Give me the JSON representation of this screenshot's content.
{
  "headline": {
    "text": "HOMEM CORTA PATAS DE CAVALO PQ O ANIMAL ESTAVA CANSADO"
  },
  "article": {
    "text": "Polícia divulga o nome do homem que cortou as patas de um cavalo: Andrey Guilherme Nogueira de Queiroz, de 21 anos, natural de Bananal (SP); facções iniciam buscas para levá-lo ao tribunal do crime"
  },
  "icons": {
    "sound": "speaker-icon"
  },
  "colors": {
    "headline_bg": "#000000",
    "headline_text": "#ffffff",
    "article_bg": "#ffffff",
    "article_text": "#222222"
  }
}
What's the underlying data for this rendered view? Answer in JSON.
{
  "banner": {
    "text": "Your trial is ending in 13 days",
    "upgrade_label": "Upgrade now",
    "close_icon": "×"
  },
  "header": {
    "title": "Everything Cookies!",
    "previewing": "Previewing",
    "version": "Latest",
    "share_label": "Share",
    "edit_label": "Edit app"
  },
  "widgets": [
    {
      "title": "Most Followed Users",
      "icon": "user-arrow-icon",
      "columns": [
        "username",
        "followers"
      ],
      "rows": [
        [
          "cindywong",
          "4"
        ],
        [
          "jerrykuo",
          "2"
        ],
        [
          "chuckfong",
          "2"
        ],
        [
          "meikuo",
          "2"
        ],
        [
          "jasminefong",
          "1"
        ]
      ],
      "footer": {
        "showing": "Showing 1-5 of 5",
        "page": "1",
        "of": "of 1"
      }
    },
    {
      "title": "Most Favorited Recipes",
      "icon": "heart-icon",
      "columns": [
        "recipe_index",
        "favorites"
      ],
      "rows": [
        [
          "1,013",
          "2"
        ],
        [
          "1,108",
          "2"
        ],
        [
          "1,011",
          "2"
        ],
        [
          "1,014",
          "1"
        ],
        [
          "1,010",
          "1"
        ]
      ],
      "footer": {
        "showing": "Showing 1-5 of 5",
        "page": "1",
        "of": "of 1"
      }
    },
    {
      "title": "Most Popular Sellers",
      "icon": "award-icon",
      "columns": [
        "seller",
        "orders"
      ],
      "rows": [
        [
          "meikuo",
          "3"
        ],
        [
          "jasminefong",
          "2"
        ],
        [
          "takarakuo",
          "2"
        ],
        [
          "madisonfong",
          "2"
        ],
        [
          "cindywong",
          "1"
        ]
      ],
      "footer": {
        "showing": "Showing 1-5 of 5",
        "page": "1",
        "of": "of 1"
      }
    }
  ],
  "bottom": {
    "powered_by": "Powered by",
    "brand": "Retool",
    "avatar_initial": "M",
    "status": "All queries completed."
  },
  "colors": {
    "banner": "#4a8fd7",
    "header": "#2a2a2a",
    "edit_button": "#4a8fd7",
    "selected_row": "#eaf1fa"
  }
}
● ● ● ● ● ● ●
Repeat each record exactly. Omit nothing.

→ **Expected output**:
Give me the JSON representation of this screenshot's content.
{
  "headline": {
    "text": "HOMEM CORTA PATAS DE CAVALO PQ O ANIMAL ESTAVA CANSADO"
  },
  "article": {
    "text": "Polícia divulga o nome do homem que cortou as patas de um cavalo: Andrey Guilherme Nogueira de Queiroz, de 21 anos, natural de Bananal (SP); facções iniciam buscas para levá-lo ao tribunal do crime"
  },
  "icons": {
    "sound": "speaker-icon"
  },
  "colors": {
    "headline_bg": "#000000",
    "headline_text": "#ffffff",
    "article_bg": "#ffffff",
    "article_text": "#222222"
  }
}
What's the underlying data for this rendered view? Answer in JSON.
{
  "banner": {
    "text": "Your trial is ending in 13 days",
    "upgrade_label": "Upgrade now",
    "close_icon": "×"
  },
  "header": {
    "title": "Everything Cookies!",
    "previewing": "Previewing",
    "version": "Latest",
    "share_label": "Share",
    "edit_label": "Edit app"
  },
  "widgets": [
    {
      "title": "Most Followed Users",
      "icon": "user-arrow-icon",
      "columns": [
        "username",
        "followers"
      ],
      "rows": [
        [
          "cindywong",
          "4"
        ],
        [
          "jerrykuo",
          "2"
        ],
        [
          "chuckfong",
          "2"
        ],
        [
          "meikuo",
          "2"
        ],
        [
          "jasminefong",
          "1"
        ]
      ],
      "footer": {
        "showing": "Showing 1-5 of 5",
        "page": "1",
        "of": "of 1"
      }
    },
    {
      "title": "Most Favorited Recipes",
      "icon": "heart-icon",
      "columns": [
        "recipe_index",
        "favorites"
      ],
      "rows": [
        [
          "1,013",
          "2"
        ],
        [
          "1,108",
          "2"
        ],
        [
          "1,011",
          "2"
        ],
        [
          "1,014",
          "1"
        ],
        [
          "1,010",
          "1"
        ]
      ],
      "footer": {
        "showing": "Showing 1-5 of 5",
        "page": "1",
        "of": "of 1"
      }
    },
    {
      "title": "Most Popular Sellers",
      "icon": "award-icon",
      "columns": [
        "seller",
        "orders"
      ],
      "rows": [
        [
          "meikuo",
          "3"
        ],
        [
          "jasminefong",
          "2"
        ],
        [
          "takarakuo",
          "2"
        ],
        [
          "madisonfong",
          "2"
        ],
        [
          "cindywong",
          "1"
        ]
      ],
      "footer": {
        "showing": "Showing 1-5 of 5",
        "page": "1",
        "of": "of 1"
      }
    }
  ],
  "bottom": {
    "powered_by": "Powered by",
    "brand": "Retool",
    "avatar_initial": "M",
    "status": "All queries completed."
  },
  "colors": {
    "banner": "#4a8fd7",
    "header": "#2a2a2a",
    "edit_button": "#4a8fd7",
    "selected_row": "#eaf1fa"
  }
}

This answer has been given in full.